>> BEGIN

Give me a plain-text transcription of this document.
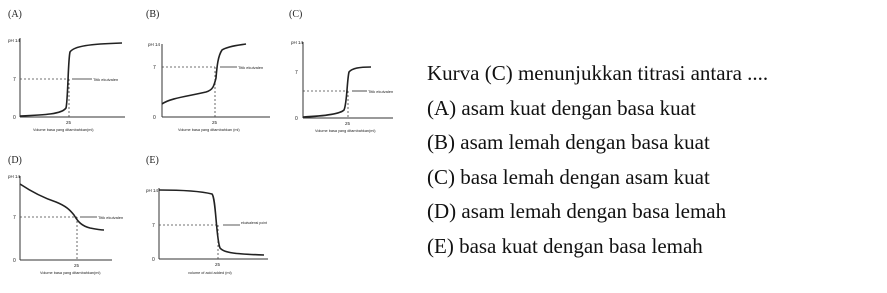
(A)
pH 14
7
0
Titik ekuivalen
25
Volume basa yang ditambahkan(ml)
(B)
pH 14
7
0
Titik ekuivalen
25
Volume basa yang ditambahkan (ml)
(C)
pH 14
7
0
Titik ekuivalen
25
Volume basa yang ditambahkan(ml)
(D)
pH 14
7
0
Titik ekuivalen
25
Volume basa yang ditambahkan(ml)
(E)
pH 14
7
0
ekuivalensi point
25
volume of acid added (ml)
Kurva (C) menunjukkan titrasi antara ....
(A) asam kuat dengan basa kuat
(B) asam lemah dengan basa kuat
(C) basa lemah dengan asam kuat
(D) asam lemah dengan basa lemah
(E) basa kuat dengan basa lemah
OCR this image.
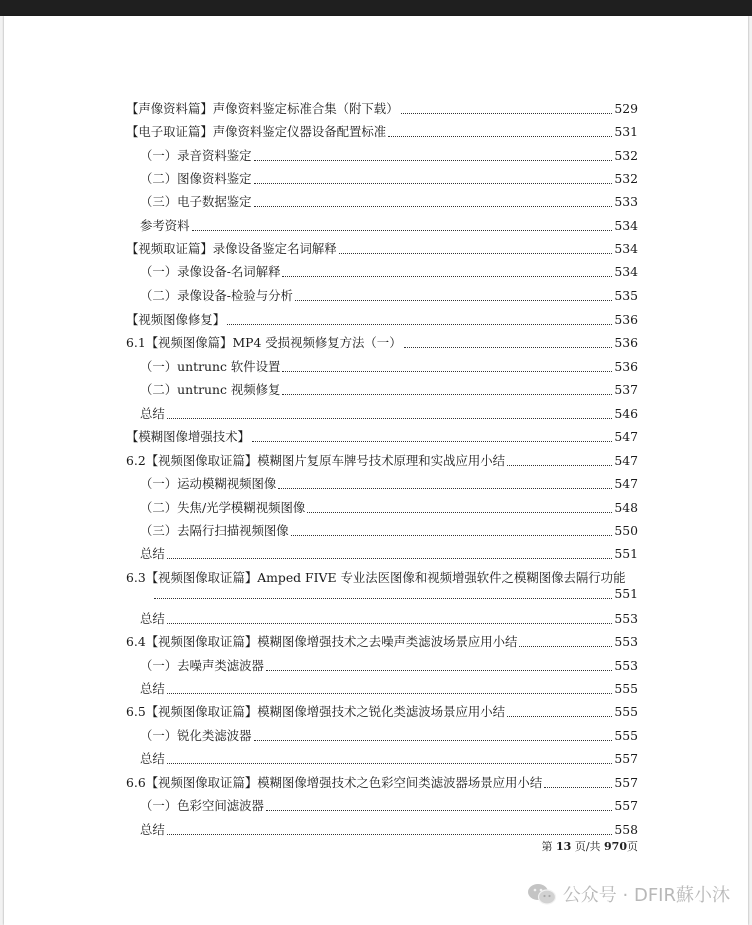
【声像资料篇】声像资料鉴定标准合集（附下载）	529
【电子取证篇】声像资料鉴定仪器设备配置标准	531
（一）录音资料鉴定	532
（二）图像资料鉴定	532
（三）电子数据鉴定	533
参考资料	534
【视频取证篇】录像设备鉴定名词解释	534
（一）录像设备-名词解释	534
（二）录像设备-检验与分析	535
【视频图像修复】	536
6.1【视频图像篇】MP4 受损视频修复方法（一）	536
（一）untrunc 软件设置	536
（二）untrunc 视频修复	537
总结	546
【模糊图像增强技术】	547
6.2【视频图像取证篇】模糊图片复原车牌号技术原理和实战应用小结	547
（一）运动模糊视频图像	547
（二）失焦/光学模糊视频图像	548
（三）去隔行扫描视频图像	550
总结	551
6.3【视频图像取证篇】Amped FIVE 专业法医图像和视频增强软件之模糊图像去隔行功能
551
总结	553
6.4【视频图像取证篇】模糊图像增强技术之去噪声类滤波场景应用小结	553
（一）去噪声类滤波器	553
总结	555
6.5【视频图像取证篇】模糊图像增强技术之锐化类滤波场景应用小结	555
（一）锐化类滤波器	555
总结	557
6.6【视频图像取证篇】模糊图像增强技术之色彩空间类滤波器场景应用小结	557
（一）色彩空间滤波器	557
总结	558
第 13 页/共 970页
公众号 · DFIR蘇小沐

>> END
>> BEGIN

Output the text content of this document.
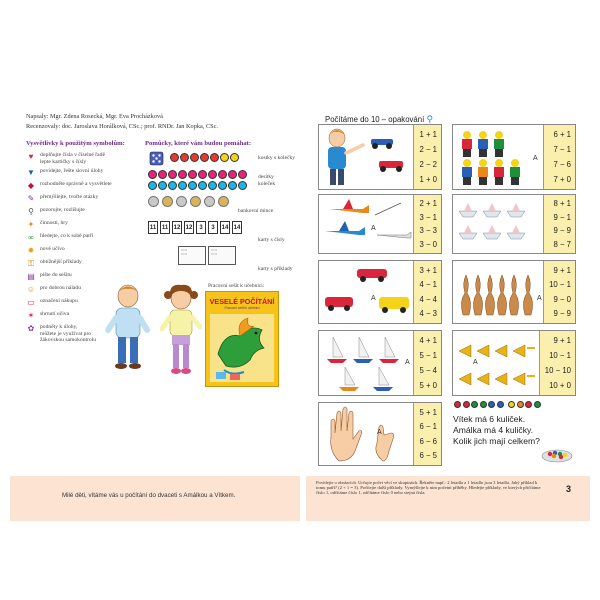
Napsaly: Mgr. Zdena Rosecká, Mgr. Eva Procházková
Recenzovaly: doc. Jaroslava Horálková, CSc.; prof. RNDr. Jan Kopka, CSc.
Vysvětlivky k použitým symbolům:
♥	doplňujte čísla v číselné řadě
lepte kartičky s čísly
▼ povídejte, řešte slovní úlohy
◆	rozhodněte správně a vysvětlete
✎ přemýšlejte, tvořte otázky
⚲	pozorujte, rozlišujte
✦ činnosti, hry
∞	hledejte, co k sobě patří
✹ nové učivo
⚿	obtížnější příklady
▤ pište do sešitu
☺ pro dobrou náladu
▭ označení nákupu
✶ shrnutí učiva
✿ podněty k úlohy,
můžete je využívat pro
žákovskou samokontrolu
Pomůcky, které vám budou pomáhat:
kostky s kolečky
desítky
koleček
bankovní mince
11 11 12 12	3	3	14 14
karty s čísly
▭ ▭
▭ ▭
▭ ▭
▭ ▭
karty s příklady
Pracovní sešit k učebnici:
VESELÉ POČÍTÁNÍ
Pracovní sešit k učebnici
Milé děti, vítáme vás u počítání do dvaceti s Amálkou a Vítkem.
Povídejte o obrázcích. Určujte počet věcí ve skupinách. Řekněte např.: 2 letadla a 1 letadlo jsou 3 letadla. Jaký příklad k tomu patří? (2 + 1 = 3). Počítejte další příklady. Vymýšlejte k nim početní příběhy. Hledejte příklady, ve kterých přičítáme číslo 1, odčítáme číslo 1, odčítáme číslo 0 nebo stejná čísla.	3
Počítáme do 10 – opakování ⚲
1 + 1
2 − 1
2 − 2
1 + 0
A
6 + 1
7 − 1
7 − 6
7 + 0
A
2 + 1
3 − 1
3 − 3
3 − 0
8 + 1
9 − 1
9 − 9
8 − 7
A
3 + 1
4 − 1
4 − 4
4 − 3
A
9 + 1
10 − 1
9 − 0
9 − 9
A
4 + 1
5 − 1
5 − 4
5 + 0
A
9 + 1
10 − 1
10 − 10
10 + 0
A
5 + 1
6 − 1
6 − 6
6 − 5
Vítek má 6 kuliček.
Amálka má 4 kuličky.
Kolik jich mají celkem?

>> END

# SHORT PROBLEM:
Copy the lines from the entries above in which the word "kuat" appears.

# RESPONSE FOR THIS EXERCISE:
(A) asam kuat dengan basa kuat
(B) asam lemah dengan basa kuat
(C) basa lemah dengan asam kuat
(E) basa kuat dengan basa lemah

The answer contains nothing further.